Dataset entries on figures:

----------------

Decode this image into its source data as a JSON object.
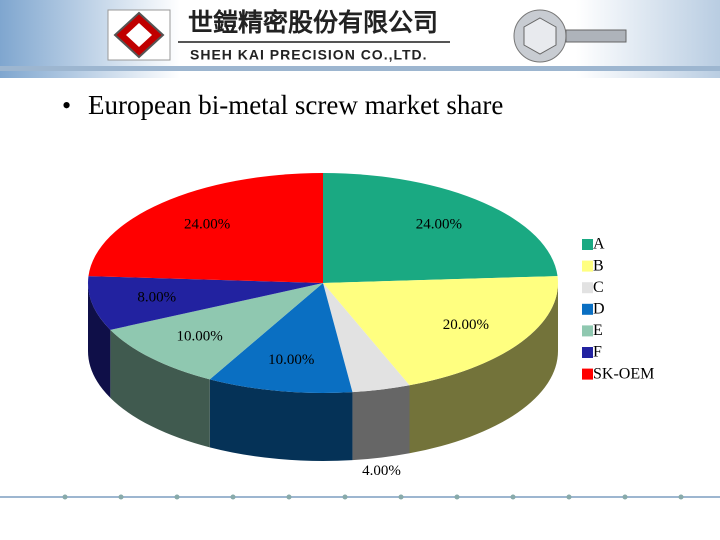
{
  "header": {
    "company_name_zh": "世鎧精密股份有限公司",
    "company_name_en": "SHEH KAI PRECISION CO.,LTD."
  },
  "chart_data": {
    "type": "pie",
    "title": "European bi-metal screw market share",
    "categories": [
      "A",
      "B",
      "C",
      "D",
      "E",
      "F",
      "SK-OEM"
    ],
    "values": [
      24,
      20,
      4,
      10,
      10,
      8,
      24
    ],
    "value_labels": [
      "24.00%",
      "20.00%",
      "4.00%",
      "10.00%",
      "10.00%",
      "8.00%",
      "24.00%"
    ],
    "colors": [
      "#1aa982",
      "#ffff80",
      "#e2e2e2",
      "#0a6fc2",
      "#8fc8b0",
      "#2222a0",
      "#ff0000"
    ]
  }
}
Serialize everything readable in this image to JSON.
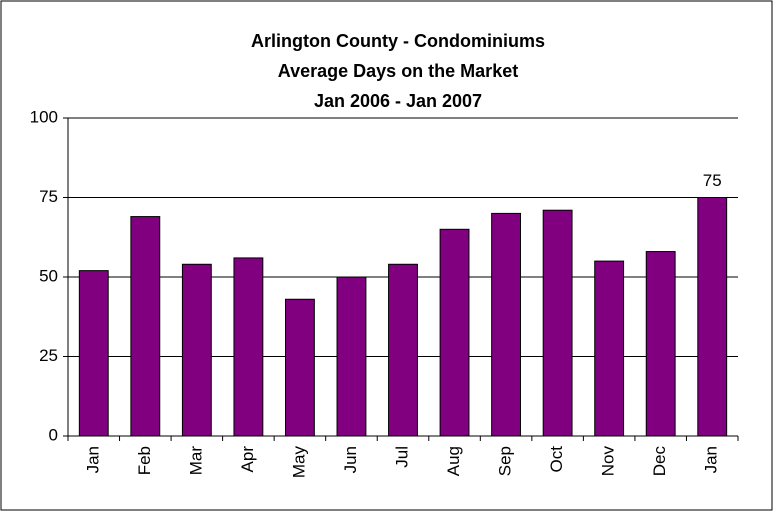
{
  "chart_data": {
    "type": "bar",
    "title": [
      "Arlington County - Condominiums",
      "Average Days on the Market",
      "Jan 2006 - Jan 2007"
    ],
    "categories": [
      "Jan",
      "Feb",
      "Mar",
      "Apr",
      "May",
      "Jun",
      "Jul",
      "Aug",
      "Sep",
      "Oct",
      "Nov",
      "Dec",
      "Jan"
    ],
    "values": [
      52,
      69,
      54,
      56,
      43,
      50,
      54,
      65,
      70,
      71,
      55,
      58,
      75
    ],
    "value_labels": [
      null,
      null,
      null,
      null,
      null,
      null,
      null,
      null,
      null,
      null,
      null,
      null,
      "75"
    ],
    "color": "#800080",
    "ylim": [
      0,
      100
    ],
    "yticks": [
      0,
      25,
      50,
      75,
      100
    ],
    "grid": true
  }
}
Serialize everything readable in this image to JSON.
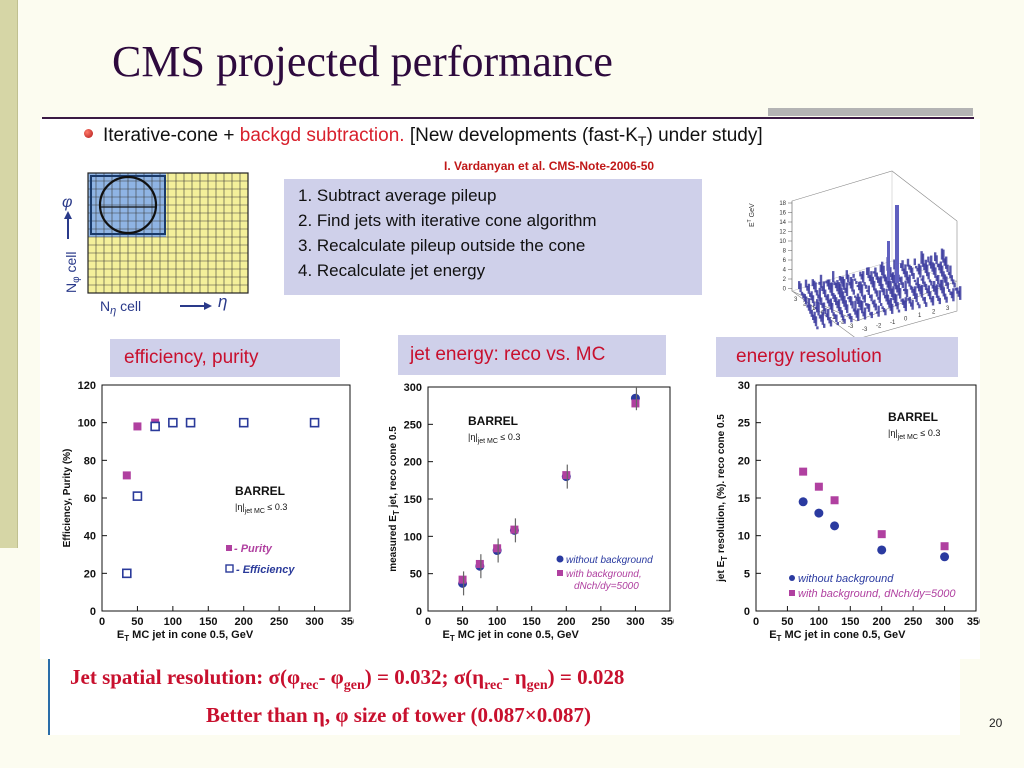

----------------

## What the task requires
Drop the images and repeat the data exactly.

## Complete response
Decode this image into its source data as a JSON object.
{
  "header": {
    "company_name_zh": "世鎧精密股份有限公司",
    "company_name_en": "SHEH KAI PRECISION CO.,LTD."
  },
  "chart_data": {
    "type": "pie",
    "title": "European bi-metal screw market share",
    "categories": [
      "A",
      "B",
      "C",
      "D",
      "E",
      "F",
      "SK-OEM"
    ],
    "values": [
      24,
      20,
      4,
      10,
      10,
      8,
      24
    ],
    "value_labels": [
      "24.00%",
      "20.00%",
      "4.00%",
      "10.00%",
      "10.00%",
      "8.00%",
      "24.00%"
    ],
    "colors": [
      "#1aa982",
      "#ffff80",
      "#e2e2e2",
      "#0a6fc2",
      "#8fc8b0",
      "#2222a0",
      "#ff0000"
    ]
  }
}
Serialize everything readable in this image to JSON.
{
  "chart_data": {
    "type": "bar",
    "title": [
      "Arlington County - Condominiums",
      "Average Days on the Market",
      "Jan 2006 - Jan 2007"
    ],
    "categories": [
      "Jan",
      "Feb",
      "Mar",
      "Apr",
      "May",
      "Jun",
      "Jul",
      "Aug",
      "Sep",
      "Oct",
      "Nov",
      "Dec",
      "Jan"
    ],
    "values": [
      52,
      69,
      54,
      56,
      43,
      50,
      54,
      65,
      70,
      71,
      55,
      58,
      75
    ],
    "value_labels": [
      null,
      null,
      null,
      null,
      null,
      null,
      null,
      null,
      null,
      null,
      null,
      null,
      "75"
    ],
    "color": "#800080",
    "ylim": [
      0,
      100
    ],
    "yticks": [
      0,
      25,
      50,
      75,
      100
    ],
    "grid": true
  }
}
Serialize everything readable in this image to JSON.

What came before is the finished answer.